▶ Given exercise
Without pictures, repeat exactly the lines from the one containing "Reverse-engineer this chart into JSON." through the end of the entries.

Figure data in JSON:

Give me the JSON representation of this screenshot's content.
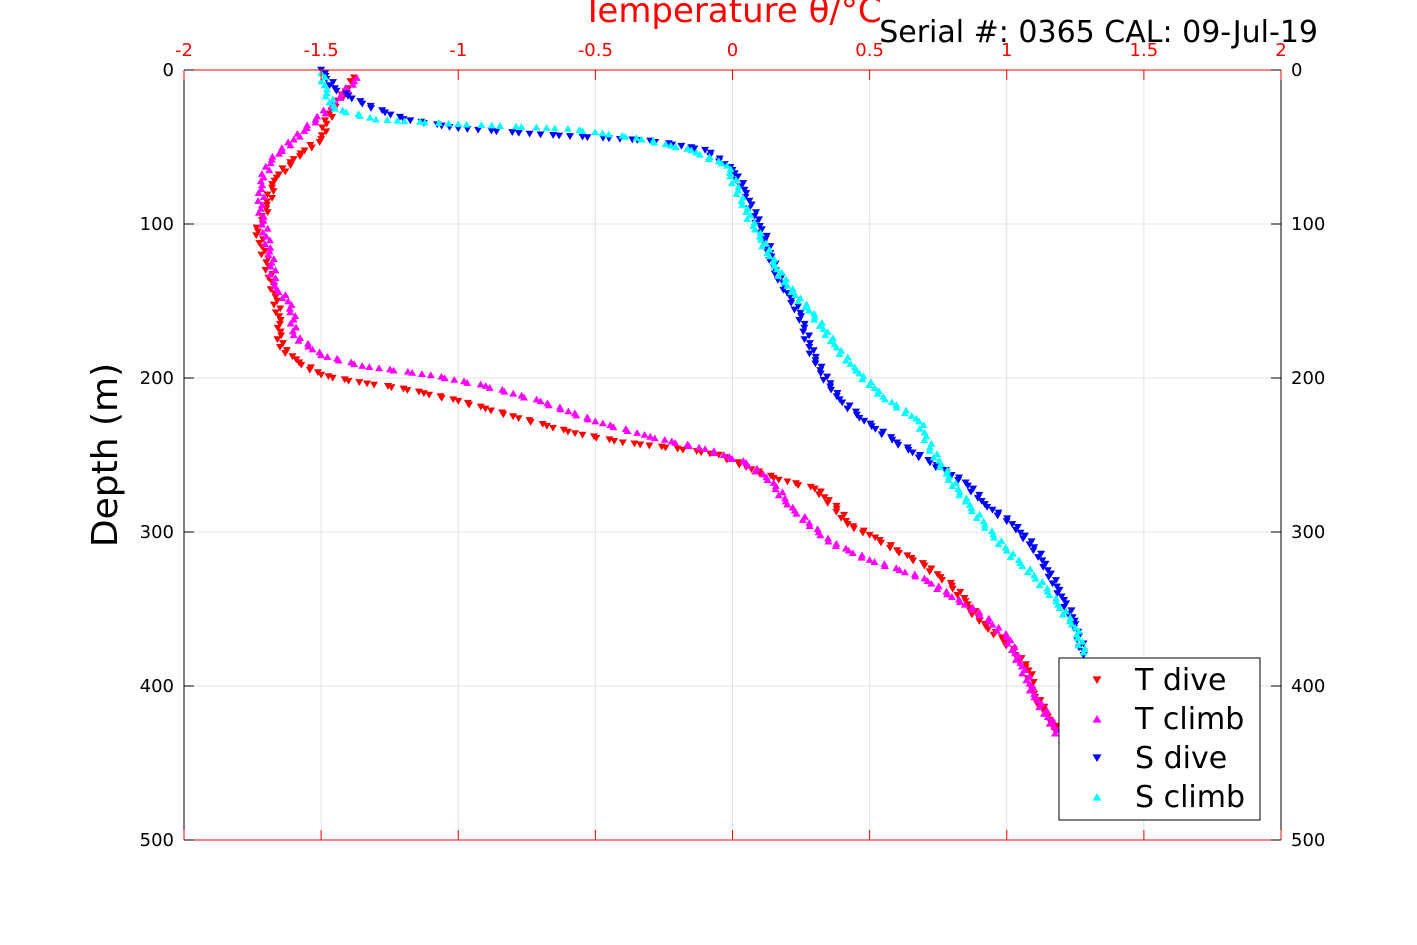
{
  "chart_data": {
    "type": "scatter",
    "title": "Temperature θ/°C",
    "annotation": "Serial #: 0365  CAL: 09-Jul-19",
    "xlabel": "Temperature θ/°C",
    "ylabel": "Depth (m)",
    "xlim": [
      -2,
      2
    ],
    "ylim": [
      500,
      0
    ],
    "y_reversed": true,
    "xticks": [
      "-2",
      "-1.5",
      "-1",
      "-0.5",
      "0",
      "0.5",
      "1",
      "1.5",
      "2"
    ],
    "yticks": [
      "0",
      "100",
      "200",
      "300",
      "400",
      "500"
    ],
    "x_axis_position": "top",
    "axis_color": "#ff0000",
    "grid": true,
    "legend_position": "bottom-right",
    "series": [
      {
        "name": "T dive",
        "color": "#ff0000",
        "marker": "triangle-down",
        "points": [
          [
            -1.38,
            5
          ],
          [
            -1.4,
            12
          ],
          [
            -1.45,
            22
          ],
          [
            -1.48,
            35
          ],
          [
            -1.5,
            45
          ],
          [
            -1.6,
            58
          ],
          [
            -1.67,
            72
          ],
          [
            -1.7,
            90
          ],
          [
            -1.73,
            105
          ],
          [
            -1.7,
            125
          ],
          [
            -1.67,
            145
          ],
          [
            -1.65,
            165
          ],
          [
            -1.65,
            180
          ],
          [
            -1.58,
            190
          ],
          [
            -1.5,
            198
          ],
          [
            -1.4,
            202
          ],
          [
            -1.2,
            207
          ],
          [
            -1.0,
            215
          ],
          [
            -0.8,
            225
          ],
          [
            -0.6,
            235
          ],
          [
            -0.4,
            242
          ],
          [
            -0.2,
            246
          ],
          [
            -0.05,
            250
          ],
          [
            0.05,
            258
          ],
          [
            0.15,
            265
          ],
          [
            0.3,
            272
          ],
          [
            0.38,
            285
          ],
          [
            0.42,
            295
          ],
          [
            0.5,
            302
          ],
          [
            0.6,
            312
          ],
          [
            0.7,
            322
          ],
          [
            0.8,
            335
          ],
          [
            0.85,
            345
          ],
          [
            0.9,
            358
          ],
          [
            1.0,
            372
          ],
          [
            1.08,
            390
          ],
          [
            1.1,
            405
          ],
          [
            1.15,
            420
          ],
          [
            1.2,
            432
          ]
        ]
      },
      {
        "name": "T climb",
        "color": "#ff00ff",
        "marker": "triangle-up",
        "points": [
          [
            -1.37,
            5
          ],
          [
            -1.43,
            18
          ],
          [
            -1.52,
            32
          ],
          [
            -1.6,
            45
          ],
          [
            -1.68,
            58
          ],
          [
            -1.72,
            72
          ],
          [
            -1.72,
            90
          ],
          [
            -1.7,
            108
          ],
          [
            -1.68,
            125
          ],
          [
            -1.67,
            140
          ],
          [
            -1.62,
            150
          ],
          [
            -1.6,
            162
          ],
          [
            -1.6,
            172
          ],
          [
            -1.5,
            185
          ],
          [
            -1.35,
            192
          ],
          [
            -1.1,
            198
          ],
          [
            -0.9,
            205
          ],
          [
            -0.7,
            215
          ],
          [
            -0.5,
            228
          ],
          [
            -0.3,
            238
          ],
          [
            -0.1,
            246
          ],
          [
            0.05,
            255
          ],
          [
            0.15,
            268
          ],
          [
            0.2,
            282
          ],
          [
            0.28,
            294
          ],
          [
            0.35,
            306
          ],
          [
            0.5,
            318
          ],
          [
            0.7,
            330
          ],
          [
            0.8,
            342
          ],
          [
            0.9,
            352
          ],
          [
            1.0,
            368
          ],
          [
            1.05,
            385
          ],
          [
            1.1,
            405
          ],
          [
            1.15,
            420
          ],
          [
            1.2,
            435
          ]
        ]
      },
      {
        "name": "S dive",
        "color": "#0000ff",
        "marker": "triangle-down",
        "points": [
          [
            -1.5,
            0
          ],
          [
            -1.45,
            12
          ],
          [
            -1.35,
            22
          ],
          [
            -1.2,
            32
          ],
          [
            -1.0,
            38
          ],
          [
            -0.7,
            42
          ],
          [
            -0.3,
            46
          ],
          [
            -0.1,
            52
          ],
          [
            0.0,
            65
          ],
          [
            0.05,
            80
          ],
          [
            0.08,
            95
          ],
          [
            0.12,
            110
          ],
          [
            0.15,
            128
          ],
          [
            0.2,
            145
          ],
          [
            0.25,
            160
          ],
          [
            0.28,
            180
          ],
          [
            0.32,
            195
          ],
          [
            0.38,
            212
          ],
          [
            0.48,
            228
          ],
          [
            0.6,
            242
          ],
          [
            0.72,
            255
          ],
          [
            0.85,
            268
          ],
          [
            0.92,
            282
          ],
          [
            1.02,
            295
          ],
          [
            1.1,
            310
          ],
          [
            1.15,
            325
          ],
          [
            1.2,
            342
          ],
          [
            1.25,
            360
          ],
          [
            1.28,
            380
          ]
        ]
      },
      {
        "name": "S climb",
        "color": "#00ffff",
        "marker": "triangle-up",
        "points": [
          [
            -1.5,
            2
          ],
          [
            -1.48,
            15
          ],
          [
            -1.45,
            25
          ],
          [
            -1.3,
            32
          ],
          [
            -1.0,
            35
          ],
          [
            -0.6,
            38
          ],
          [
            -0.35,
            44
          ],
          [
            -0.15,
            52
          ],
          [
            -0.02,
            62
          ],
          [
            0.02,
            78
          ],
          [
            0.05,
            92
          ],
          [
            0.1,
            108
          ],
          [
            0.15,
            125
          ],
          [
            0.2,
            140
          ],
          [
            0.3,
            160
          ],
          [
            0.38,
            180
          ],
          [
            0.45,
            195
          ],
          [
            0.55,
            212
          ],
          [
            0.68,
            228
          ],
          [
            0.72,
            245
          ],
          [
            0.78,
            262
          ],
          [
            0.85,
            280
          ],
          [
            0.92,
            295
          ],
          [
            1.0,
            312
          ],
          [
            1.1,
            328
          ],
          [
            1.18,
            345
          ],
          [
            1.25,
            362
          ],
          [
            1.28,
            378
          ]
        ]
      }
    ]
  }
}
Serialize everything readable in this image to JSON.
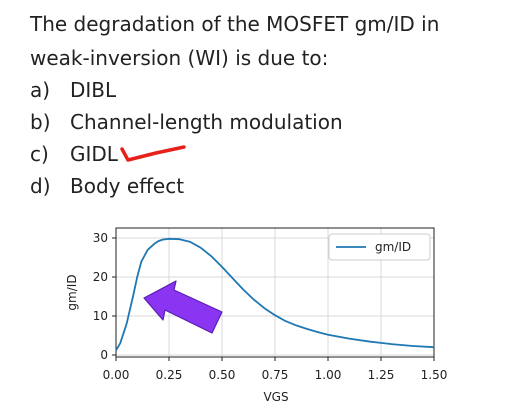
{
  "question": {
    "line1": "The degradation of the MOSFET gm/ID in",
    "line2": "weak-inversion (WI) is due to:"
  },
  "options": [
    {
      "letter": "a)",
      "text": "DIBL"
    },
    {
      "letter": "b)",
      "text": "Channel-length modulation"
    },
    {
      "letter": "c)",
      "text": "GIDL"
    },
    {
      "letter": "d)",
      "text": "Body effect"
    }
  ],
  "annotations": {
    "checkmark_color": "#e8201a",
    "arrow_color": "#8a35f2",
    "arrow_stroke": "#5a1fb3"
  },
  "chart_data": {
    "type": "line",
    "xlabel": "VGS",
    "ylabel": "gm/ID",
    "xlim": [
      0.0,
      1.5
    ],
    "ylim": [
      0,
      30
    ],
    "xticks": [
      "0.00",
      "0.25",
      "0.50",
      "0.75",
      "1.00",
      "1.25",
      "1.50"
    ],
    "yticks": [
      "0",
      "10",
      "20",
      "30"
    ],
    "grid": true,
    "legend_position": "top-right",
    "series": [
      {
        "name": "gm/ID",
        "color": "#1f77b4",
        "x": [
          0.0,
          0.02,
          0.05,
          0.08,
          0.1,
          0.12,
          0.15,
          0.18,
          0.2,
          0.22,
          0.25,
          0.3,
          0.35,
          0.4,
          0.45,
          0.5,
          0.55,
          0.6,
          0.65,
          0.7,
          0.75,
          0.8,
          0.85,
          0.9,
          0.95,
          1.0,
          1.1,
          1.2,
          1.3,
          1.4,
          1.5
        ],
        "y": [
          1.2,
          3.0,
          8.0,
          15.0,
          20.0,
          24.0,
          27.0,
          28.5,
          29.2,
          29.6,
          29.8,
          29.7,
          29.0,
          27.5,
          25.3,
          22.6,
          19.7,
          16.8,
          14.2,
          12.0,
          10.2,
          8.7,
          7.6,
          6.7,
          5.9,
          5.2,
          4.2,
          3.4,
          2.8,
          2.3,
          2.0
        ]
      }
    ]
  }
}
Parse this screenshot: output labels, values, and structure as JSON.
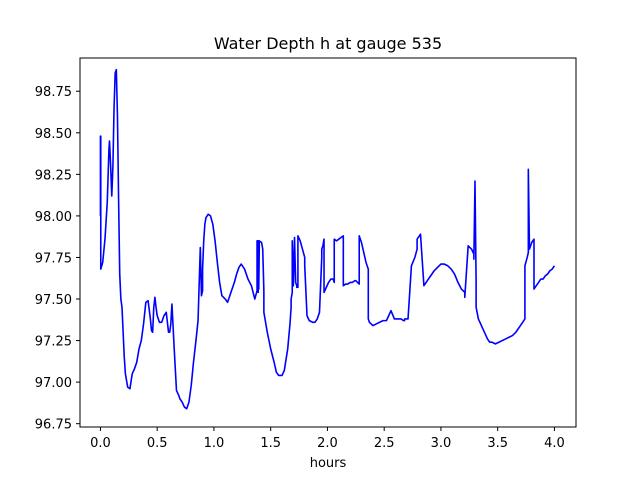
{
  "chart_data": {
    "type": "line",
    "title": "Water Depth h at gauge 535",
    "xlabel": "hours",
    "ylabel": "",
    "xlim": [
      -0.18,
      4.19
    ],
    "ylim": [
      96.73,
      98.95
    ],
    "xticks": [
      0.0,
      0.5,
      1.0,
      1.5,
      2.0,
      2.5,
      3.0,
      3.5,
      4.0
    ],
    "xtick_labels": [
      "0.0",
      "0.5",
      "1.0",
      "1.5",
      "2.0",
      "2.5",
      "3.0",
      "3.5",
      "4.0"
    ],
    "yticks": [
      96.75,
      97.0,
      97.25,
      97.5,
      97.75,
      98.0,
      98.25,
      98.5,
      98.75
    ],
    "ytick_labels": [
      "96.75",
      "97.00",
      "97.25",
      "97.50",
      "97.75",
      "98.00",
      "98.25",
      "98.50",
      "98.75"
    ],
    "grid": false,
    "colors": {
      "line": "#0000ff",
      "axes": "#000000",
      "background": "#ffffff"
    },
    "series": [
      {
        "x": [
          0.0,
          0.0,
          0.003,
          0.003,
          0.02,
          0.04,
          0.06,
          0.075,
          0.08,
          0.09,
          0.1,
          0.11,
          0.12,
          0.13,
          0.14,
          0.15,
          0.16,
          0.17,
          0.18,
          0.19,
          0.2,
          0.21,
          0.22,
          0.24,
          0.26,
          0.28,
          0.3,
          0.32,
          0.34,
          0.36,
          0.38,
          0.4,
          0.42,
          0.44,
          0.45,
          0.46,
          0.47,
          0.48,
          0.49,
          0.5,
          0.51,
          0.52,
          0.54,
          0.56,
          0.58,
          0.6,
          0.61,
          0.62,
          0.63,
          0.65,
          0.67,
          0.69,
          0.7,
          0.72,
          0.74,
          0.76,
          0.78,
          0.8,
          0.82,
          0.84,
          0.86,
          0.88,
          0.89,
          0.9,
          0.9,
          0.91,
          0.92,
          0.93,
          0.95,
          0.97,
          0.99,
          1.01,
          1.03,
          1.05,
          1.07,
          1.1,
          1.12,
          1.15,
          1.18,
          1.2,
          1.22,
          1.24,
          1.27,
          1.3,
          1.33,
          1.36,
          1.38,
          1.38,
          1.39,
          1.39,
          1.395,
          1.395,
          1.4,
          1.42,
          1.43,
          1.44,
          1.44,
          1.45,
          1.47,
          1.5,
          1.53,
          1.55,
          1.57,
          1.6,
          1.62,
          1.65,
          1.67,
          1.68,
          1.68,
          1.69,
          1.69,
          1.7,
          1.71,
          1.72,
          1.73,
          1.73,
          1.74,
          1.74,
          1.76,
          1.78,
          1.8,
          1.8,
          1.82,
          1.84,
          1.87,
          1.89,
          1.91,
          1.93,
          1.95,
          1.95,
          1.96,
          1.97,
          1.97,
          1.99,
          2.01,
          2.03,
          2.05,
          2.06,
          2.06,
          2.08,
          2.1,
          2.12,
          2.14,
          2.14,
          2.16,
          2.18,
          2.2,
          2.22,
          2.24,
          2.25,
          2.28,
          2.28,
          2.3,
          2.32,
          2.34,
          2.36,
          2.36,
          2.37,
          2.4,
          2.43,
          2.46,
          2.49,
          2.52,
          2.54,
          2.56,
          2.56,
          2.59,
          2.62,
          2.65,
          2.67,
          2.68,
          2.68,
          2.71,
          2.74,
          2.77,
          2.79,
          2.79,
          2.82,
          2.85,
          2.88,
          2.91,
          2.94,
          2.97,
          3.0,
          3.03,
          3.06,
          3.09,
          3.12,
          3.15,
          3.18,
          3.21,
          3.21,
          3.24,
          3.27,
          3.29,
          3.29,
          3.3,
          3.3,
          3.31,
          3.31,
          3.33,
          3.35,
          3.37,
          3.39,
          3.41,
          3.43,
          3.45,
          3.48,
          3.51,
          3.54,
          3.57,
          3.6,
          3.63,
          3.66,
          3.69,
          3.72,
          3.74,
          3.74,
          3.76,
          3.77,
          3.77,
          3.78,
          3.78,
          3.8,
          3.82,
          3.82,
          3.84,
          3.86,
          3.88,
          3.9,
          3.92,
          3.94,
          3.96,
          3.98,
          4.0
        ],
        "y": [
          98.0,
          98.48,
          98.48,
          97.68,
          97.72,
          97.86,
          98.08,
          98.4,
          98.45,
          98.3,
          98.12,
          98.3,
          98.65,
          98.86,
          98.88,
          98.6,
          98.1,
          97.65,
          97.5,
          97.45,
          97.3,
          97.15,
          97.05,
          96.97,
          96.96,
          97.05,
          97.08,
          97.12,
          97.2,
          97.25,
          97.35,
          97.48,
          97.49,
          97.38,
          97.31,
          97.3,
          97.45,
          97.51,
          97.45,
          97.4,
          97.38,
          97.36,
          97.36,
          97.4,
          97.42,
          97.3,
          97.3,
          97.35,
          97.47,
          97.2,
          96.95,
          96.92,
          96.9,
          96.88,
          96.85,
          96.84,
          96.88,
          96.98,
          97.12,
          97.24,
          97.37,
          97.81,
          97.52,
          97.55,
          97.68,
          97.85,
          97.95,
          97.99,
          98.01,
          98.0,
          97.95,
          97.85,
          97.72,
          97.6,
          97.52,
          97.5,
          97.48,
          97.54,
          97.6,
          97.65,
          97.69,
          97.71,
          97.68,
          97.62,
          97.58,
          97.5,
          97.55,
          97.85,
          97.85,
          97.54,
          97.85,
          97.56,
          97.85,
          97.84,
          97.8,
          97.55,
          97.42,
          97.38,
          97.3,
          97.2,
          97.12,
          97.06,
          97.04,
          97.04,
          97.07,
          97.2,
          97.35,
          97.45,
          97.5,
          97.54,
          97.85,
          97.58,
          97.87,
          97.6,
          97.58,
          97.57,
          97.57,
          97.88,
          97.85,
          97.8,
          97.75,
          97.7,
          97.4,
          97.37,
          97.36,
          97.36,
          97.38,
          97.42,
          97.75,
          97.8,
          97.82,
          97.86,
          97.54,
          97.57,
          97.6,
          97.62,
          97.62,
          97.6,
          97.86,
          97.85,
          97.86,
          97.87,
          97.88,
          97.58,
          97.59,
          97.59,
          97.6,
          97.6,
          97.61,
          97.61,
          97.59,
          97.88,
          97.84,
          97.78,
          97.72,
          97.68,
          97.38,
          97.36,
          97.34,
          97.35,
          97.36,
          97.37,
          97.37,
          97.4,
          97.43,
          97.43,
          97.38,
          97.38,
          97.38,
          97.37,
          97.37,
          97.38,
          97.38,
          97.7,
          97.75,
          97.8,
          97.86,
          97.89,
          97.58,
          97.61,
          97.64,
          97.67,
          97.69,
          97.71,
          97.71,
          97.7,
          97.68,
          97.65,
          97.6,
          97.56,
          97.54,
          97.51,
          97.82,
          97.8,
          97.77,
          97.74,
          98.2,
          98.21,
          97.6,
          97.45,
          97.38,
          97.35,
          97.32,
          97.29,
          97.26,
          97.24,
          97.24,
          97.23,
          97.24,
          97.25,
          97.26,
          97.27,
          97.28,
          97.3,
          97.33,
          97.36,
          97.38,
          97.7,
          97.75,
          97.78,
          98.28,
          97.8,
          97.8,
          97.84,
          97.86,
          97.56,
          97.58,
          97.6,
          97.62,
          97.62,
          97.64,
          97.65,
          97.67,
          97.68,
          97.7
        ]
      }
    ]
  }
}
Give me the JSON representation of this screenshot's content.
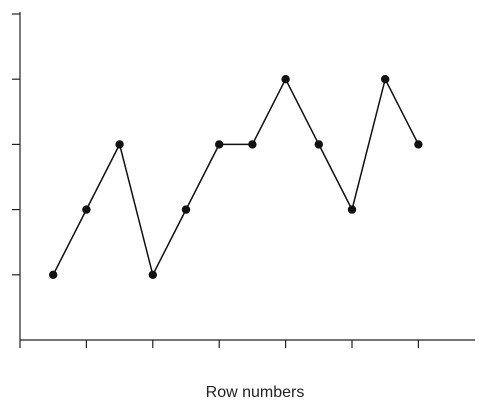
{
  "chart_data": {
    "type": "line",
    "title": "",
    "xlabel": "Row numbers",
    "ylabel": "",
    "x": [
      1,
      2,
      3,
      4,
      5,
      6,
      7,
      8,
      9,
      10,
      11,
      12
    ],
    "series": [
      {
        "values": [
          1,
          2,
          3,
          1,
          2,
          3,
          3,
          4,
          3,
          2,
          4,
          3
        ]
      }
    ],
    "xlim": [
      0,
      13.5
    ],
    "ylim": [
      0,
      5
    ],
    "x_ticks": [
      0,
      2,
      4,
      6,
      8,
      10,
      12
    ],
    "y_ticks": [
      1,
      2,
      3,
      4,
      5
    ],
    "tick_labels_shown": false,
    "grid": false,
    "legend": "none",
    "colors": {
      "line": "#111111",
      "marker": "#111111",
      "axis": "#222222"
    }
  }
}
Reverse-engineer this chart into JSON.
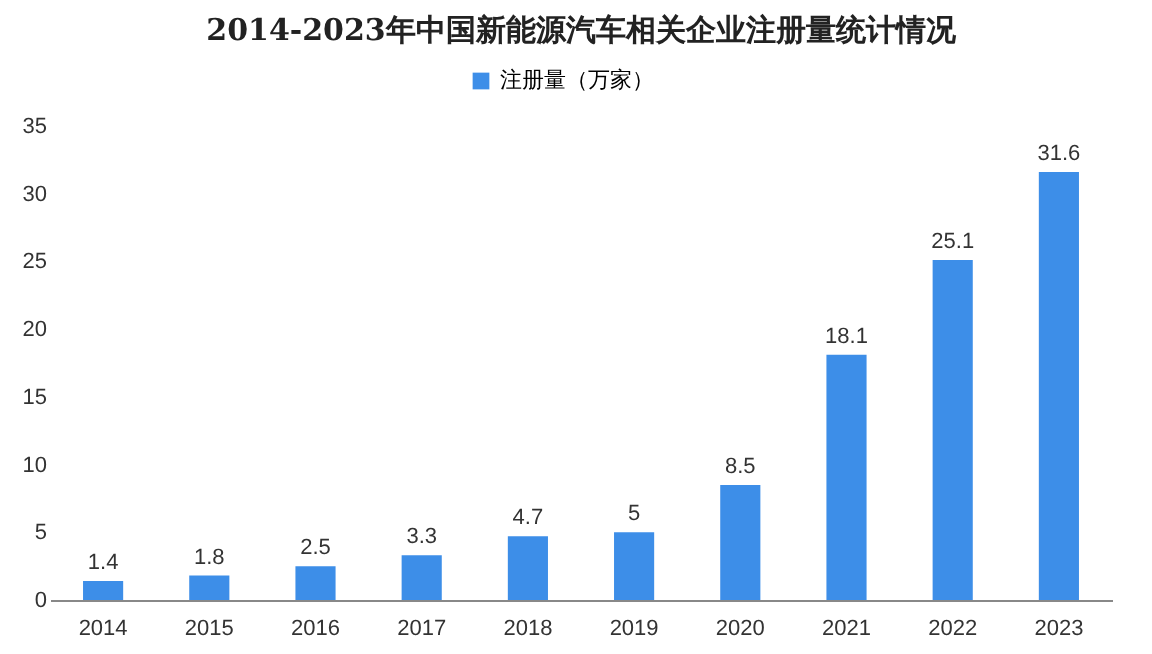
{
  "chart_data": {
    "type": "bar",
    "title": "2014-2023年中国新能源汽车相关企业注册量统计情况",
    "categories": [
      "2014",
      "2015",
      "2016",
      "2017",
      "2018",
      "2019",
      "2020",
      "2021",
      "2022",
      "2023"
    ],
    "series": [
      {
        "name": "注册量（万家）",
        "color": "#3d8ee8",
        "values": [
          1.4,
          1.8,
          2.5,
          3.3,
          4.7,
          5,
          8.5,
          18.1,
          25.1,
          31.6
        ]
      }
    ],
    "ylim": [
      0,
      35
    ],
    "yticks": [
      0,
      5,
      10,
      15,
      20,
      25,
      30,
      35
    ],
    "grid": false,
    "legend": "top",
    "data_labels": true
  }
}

▶ Answer to this problem
Reverse-engineer this chart into JSON.
{
  "chart_data": {
    "type": "bar",
    "title": "2014-2023年中国新能源汽车相关企业注册量统计情况",
    "categories": [
      "2014",
      "2015",
      "2016",
      "2017",
      "2018",
      "2019",
      "2020",
      "2021",
      "2022",
      "2023"
    ],
    "series": [
      {
        "name": "注册量（万家）",
        "color": "#3d8ee8",
        "values": [
          1.4,
          1.8,
          2.5,
          3.3,
          4.7,
          5,
          8.5,
          18.1,
          25.1,
          31.6
        ]
      }
    ],
    "ylim": [
      0,
      35
    ],
    "yticks": [
      0,
      5,
      10,
      15,
      20,
      25,
      30,
      35
    ],
    "grid": false,
    "legend": "top",
    "data_labels": true
  }
}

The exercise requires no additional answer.